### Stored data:
□ □ □ □

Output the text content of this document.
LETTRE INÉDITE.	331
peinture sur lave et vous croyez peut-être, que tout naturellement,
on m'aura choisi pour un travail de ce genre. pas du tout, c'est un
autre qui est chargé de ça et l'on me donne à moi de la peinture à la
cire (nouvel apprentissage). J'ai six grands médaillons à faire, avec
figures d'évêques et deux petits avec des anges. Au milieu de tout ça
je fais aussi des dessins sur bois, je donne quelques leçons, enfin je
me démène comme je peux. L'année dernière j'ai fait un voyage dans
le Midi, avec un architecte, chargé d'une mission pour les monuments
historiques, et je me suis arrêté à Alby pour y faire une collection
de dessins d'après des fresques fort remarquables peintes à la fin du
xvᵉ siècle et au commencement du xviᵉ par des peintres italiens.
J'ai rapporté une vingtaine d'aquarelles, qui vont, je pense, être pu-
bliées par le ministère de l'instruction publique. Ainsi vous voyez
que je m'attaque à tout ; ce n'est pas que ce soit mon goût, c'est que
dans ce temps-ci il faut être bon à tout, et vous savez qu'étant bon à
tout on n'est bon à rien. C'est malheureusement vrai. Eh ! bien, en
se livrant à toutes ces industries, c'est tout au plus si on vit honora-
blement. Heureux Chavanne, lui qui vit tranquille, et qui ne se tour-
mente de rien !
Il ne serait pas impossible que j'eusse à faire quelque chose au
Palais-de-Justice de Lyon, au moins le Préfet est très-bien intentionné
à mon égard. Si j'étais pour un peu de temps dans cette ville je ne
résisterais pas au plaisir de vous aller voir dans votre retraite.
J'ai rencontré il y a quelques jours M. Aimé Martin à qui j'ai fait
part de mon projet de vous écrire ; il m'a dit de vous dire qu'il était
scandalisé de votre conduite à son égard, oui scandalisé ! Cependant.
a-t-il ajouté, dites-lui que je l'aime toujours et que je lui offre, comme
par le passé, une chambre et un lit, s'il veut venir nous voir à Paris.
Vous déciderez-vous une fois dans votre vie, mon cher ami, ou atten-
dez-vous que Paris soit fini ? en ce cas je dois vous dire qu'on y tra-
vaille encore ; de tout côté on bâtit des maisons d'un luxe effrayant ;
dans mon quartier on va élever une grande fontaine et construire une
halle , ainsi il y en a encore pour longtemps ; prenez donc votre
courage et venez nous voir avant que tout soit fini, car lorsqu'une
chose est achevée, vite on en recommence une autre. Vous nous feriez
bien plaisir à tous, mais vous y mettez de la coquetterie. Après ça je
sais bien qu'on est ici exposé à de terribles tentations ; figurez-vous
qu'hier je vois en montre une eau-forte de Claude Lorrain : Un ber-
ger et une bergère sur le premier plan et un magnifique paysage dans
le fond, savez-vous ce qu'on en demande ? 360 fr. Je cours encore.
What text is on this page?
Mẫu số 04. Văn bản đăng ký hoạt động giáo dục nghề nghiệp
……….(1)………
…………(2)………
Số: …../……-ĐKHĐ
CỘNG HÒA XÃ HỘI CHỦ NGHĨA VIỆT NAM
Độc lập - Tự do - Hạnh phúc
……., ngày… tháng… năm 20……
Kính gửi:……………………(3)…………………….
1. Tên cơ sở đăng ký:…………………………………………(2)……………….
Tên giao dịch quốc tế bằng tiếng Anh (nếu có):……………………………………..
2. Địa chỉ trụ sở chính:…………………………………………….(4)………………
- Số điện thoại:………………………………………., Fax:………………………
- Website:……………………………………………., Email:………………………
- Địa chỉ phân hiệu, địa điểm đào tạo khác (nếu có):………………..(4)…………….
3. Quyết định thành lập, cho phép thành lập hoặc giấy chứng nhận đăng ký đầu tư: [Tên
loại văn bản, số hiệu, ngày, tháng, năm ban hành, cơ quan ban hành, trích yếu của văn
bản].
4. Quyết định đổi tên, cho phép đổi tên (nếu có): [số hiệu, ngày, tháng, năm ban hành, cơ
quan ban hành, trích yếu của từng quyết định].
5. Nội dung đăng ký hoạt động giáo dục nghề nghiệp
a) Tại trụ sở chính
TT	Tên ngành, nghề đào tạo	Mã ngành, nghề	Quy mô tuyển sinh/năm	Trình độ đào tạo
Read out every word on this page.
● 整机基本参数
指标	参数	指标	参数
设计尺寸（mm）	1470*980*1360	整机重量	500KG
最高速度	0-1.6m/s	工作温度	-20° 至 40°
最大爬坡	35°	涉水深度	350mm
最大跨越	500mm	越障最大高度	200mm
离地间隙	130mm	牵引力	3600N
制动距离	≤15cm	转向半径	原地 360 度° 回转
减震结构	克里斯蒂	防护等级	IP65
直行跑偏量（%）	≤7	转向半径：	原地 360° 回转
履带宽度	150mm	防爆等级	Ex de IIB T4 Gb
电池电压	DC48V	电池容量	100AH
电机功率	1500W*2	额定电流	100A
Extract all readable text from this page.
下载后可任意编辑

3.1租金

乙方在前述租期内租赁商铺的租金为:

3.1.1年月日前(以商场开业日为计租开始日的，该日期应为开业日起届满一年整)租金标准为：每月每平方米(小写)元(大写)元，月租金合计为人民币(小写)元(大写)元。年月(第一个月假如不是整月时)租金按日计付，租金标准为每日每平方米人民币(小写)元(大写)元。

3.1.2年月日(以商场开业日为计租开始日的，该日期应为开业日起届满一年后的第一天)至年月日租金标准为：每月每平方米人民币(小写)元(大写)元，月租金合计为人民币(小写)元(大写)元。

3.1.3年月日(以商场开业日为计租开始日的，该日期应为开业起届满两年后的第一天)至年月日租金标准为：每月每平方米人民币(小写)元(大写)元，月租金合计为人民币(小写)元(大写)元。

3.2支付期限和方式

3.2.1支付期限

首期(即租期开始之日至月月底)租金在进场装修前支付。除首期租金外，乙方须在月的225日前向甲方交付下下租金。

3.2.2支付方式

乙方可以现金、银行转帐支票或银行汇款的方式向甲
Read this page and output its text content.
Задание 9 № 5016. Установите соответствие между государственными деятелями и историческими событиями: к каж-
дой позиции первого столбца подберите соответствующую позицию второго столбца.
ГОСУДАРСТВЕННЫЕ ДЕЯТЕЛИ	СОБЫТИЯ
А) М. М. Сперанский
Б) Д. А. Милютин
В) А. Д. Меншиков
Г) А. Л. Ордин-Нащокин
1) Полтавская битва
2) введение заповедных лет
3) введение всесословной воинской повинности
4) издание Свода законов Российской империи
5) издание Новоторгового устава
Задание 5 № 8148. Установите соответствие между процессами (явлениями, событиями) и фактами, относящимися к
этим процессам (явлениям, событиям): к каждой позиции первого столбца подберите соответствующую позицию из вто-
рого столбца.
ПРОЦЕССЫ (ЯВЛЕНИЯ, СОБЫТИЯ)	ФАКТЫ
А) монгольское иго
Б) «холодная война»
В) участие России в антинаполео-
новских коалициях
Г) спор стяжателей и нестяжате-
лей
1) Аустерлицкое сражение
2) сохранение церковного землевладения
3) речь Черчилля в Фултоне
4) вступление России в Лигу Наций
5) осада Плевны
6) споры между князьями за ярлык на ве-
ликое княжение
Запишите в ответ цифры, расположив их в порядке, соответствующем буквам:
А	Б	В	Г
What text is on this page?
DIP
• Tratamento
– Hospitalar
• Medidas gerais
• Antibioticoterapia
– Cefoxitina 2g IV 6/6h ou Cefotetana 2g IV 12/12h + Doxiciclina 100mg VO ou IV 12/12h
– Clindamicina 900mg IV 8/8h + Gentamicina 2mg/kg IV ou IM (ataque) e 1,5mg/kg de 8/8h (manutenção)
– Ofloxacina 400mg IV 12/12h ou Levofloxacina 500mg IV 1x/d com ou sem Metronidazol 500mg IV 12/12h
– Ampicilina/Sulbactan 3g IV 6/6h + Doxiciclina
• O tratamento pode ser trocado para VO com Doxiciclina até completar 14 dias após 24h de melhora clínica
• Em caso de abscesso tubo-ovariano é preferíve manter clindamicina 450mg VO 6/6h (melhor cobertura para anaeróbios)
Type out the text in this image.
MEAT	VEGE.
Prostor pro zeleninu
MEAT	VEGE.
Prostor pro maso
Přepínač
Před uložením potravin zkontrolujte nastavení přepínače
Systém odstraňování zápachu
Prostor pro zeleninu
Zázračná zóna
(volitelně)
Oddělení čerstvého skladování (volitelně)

□ □ □ □

### Written exercise:
Read through the entries and copy every line that includes "соответствующую".

### The result:
дой позиции первого столбца подберите соответствующую позицию второго столбца.
этим процессам (явлениям, событиям): к каждой позиции первого столбца подберите соответствующую позицию из вто-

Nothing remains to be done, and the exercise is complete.